AIM OF THE TASK - Look through the data for the string "SALIDA". Copy every line where it is found.

DATA SECTION -
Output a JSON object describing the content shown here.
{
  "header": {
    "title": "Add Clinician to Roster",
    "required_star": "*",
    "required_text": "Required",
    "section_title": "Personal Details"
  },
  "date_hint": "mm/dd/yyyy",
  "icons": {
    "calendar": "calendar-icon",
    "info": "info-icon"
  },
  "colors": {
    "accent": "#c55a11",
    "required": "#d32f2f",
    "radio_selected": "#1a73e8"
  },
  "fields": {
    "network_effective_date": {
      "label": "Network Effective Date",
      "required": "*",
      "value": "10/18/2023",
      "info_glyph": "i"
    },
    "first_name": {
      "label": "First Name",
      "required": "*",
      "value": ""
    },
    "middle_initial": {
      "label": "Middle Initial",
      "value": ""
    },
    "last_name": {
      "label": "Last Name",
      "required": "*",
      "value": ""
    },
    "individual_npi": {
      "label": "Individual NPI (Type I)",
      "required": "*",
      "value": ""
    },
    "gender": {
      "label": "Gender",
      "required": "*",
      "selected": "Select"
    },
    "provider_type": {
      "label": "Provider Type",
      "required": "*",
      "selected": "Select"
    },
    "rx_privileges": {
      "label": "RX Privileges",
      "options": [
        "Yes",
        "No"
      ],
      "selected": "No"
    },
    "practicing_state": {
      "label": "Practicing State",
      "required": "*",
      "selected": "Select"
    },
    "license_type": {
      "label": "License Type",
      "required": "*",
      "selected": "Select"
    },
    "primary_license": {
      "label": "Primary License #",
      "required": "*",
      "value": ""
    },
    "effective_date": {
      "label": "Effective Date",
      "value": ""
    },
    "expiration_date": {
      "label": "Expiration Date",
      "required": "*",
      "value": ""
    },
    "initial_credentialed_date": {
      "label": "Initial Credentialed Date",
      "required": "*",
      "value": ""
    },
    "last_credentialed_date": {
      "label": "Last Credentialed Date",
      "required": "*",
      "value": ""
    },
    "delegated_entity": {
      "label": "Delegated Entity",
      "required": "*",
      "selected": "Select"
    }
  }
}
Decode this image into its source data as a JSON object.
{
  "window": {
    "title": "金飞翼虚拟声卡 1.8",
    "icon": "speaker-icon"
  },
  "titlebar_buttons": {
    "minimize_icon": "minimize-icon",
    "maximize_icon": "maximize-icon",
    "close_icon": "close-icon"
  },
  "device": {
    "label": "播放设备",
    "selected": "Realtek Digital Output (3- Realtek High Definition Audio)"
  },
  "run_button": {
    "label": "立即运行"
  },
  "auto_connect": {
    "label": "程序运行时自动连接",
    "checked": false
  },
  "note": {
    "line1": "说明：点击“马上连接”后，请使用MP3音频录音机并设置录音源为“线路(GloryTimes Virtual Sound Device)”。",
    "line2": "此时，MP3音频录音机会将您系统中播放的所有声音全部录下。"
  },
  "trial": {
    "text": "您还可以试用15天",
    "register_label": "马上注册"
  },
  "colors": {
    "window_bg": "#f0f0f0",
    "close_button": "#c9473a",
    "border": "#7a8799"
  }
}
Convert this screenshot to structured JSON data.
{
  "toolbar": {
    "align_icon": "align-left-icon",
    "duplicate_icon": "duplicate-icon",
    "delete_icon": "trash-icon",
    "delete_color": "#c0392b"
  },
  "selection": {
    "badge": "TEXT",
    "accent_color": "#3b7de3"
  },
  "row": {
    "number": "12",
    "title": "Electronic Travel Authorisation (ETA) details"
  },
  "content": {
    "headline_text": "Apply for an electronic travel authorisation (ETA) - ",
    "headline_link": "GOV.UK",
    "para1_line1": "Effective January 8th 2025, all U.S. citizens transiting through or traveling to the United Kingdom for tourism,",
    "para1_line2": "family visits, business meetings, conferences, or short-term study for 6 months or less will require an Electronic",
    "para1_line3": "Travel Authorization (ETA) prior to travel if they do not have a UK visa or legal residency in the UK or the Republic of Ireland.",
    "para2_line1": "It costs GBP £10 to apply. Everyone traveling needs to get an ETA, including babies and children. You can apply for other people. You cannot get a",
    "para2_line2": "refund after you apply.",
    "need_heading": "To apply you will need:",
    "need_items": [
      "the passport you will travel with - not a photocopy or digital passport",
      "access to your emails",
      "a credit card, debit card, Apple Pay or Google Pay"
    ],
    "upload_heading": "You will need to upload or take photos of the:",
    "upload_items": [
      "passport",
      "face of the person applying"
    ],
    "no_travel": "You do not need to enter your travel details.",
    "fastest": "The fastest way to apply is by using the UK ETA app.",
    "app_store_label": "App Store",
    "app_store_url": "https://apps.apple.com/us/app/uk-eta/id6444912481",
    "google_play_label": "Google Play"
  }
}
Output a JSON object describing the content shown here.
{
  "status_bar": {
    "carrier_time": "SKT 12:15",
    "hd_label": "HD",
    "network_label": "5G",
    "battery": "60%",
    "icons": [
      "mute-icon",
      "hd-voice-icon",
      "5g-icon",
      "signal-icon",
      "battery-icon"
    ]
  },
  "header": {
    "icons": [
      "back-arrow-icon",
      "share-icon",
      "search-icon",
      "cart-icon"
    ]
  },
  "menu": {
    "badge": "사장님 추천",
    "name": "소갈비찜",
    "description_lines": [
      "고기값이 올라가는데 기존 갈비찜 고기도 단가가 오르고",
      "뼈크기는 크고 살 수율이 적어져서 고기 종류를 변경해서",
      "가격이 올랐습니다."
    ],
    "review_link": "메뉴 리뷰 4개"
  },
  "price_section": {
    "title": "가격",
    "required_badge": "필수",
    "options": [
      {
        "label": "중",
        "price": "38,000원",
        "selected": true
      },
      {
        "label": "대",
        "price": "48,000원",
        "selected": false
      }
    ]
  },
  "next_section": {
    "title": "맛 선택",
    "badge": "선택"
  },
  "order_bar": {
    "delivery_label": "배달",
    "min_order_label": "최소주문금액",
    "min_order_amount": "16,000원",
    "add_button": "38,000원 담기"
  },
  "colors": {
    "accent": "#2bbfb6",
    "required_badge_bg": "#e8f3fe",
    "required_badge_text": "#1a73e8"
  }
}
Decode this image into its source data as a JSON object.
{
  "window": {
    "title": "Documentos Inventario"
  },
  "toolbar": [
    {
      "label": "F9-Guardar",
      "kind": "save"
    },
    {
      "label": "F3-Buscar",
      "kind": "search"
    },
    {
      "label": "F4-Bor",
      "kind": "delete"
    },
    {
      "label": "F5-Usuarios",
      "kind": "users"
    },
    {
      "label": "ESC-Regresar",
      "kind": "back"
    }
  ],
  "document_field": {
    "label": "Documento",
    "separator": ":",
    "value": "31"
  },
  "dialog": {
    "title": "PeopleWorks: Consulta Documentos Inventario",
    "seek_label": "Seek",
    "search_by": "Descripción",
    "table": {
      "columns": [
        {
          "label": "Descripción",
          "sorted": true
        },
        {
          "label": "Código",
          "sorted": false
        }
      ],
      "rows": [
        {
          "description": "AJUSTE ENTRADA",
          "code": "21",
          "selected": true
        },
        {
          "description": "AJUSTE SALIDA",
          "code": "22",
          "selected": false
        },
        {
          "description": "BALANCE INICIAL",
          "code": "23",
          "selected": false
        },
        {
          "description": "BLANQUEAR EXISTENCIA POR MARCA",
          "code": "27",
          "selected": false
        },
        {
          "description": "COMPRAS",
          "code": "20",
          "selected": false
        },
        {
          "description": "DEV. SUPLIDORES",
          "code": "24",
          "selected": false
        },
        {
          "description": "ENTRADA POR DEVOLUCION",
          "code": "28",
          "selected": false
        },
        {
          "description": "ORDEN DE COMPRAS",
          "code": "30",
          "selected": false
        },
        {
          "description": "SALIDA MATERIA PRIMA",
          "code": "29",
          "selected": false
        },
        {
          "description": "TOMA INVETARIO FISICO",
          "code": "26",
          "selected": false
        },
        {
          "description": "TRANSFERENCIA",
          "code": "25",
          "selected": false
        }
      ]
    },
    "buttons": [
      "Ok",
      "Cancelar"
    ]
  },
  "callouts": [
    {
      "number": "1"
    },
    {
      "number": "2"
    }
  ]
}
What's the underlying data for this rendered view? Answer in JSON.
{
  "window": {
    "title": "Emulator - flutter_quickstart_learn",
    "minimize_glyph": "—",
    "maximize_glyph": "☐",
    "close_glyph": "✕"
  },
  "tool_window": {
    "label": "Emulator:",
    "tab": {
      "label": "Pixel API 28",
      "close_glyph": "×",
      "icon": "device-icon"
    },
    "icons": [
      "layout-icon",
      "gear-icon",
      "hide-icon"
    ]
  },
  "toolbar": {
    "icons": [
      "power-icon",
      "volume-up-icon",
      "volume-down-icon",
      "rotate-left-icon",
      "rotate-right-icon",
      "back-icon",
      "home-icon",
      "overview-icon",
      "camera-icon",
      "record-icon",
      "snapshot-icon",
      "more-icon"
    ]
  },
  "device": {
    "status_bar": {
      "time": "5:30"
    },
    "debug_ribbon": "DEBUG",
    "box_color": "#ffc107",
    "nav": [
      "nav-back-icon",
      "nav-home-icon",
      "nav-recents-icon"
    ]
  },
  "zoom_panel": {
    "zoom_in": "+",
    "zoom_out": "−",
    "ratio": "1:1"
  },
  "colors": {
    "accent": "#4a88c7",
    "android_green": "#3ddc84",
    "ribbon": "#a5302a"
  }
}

ANSWER -
          "description": "AJUSTE SALIDA",
          "description": "SALIDA MATERIA PRIMA",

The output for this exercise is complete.